_DATASET ENTRIES_.
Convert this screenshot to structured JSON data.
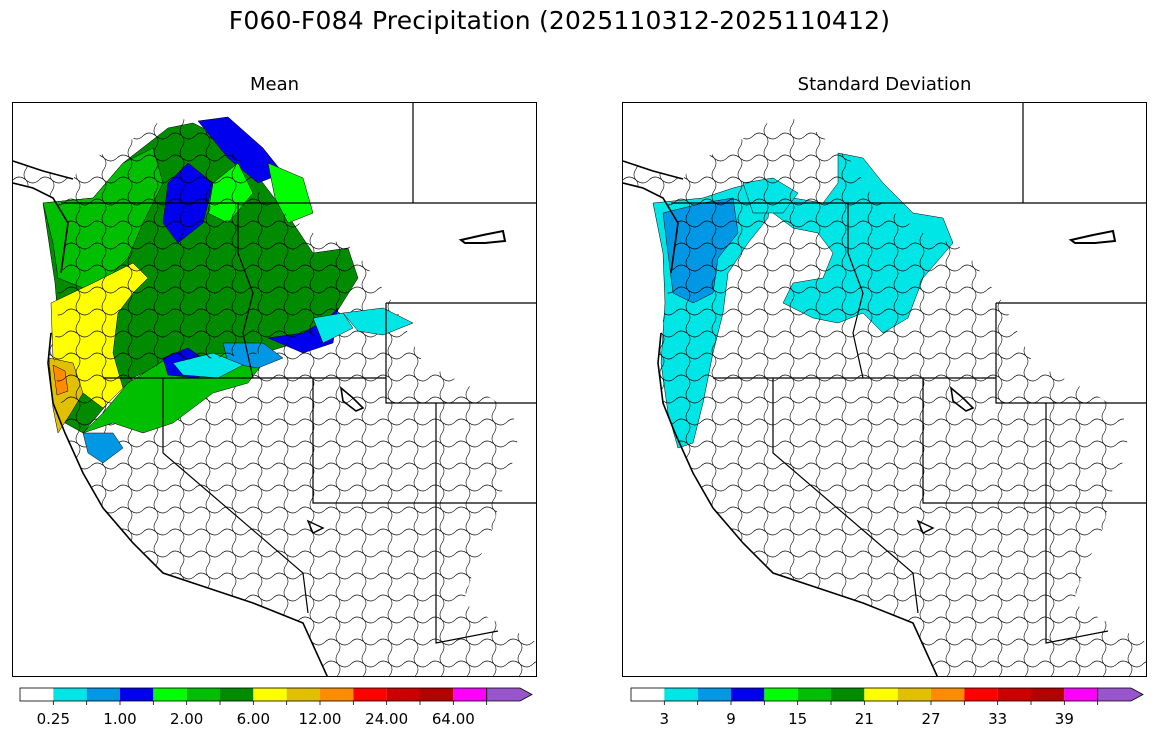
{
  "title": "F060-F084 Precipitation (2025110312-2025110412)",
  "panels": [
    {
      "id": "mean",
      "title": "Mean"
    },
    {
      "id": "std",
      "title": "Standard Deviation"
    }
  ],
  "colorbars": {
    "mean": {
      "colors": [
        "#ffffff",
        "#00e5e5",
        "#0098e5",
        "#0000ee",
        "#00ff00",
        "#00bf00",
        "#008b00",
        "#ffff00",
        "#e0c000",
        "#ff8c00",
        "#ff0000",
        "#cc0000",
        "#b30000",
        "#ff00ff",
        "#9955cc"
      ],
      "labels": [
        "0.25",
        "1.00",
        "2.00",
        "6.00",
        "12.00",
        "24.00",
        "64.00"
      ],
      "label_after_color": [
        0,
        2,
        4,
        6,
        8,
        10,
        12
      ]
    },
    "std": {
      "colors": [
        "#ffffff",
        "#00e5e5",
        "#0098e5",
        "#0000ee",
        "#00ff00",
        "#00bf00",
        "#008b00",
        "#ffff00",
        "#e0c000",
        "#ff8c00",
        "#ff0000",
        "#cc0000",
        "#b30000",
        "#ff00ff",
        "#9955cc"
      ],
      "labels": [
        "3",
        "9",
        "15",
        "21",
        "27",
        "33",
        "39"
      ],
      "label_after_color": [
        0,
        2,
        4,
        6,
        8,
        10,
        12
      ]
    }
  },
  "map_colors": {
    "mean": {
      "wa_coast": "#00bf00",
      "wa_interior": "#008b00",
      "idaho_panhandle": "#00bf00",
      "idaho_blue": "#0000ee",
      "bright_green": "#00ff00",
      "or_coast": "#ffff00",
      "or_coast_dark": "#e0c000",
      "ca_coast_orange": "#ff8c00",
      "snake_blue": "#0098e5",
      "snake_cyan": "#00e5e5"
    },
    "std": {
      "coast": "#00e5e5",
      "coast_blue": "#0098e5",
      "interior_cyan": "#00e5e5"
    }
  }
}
--
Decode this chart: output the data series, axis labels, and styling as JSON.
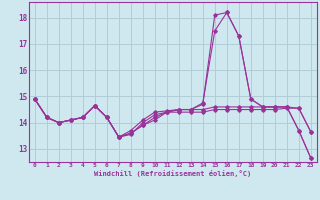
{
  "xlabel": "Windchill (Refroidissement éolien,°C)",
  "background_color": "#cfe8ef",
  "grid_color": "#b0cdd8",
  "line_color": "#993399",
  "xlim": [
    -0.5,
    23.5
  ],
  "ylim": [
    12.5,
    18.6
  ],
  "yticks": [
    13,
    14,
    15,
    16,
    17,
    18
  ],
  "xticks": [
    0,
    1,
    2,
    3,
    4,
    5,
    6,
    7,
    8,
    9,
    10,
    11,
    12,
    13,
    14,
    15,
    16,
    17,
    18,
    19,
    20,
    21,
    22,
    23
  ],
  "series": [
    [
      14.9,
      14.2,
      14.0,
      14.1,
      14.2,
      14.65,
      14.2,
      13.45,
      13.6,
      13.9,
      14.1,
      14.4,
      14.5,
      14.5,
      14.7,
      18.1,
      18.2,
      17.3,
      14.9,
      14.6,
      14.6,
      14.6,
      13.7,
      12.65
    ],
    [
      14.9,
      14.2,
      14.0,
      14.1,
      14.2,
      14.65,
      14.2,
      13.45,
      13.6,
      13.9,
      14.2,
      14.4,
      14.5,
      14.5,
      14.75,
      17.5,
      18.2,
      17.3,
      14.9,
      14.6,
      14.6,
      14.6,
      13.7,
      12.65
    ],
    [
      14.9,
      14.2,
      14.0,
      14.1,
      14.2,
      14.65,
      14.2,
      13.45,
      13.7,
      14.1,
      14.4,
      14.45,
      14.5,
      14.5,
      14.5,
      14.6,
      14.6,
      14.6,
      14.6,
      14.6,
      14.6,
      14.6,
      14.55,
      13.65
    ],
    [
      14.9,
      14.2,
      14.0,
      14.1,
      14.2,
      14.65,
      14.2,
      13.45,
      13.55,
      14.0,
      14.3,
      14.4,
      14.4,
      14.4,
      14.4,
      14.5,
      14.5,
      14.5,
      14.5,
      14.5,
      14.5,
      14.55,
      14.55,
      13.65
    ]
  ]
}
==
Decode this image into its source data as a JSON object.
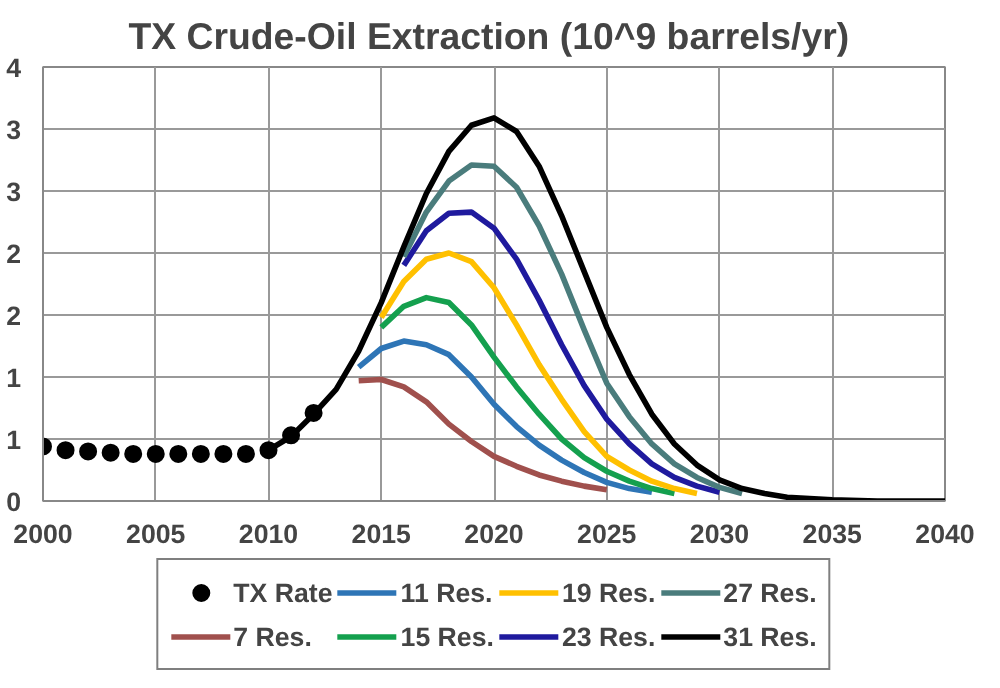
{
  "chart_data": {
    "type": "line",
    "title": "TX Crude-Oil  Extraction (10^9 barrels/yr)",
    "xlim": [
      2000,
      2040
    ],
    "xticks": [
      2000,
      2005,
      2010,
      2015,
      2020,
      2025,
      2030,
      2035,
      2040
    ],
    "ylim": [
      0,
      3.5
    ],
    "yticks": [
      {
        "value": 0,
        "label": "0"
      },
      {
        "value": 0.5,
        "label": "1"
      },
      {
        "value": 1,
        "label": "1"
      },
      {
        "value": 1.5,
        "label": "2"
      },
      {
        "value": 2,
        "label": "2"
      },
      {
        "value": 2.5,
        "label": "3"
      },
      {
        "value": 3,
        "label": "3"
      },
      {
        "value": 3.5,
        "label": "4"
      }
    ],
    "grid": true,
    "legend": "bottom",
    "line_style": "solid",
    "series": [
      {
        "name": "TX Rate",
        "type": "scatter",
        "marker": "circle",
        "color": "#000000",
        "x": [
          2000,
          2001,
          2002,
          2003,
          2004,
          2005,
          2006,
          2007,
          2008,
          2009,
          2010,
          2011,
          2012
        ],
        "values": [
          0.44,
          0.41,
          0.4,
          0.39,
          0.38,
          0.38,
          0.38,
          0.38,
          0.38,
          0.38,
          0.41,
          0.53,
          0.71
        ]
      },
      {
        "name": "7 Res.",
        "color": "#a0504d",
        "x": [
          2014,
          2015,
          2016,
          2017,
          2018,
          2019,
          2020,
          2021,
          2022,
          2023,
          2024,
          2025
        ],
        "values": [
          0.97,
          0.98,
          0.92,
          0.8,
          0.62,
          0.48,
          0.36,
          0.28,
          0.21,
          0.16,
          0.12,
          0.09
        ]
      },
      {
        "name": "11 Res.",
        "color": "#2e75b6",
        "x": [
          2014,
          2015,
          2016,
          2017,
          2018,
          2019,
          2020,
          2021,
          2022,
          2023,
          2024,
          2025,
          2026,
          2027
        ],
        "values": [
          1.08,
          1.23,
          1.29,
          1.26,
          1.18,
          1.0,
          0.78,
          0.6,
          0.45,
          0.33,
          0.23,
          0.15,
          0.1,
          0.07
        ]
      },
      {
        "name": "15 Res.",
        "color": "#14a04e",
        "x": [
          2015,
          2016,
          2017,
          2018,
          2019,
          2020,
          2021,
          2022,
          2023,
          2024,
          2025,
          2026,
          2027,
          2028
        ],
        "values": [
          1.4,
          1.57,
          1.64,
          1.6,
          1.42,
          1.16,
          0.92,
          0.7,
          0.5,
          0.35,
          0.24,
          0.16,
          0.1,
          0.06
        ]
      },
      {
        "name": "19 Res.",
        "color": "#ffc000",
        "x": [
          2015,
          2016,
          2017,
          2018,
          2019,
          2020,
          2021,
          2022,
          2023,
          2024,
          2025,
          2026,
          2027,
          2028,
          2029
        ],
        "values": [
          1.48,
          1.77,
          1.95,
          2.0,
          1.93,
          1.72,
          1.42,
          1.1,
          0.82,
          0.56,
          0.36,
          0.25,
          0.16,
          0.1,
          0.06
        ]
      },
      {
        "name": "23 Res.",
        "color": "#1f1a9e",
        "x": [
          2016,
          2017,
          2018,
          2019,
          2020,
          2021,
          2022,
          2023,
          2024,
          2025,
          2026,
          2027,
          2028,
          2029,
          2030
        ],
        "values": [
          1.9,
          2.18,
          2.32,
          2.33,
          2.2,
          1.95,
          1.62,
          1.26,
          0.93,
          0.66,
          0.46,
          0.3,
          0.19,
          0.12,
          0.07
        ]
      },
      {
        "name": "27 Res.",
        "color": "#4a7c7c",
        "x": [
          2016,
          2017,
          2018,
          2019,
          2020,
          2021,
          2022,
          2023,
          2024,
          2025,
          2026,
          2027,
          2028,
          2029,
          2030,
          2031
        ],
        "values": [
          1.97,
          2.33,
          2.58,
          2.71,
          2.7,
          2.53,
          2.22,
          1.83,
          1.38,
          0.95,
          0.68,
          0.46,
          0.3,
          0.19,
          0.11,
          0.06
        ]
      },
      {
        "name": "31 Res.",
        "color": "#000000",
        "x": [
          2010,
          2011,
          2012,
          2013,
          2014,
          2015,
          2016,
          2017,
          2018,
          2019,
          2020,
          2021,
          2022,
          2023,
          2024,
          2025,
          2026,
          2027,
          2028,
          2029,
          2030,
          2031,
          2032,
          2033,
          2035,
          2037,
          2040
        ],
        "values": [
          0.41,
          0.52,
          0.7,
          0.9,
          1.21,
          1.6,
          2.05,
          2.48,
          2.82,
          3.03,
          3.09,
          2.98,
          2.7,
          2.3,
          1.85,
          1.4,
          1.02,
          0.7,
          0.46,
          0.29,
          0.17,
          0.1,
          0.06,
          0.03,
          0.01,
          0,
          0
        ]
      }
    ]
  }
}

_WHAT IS REQUIRED_. Pick out every line above that holds the word "JSON" and copy it.

_TASK OUTPUT_.
Convert this screenshot to structured JSON data.
Decode this chart: output the data series, axis labels, and styling as JSON.
Decode this image into its source data as a JSON object.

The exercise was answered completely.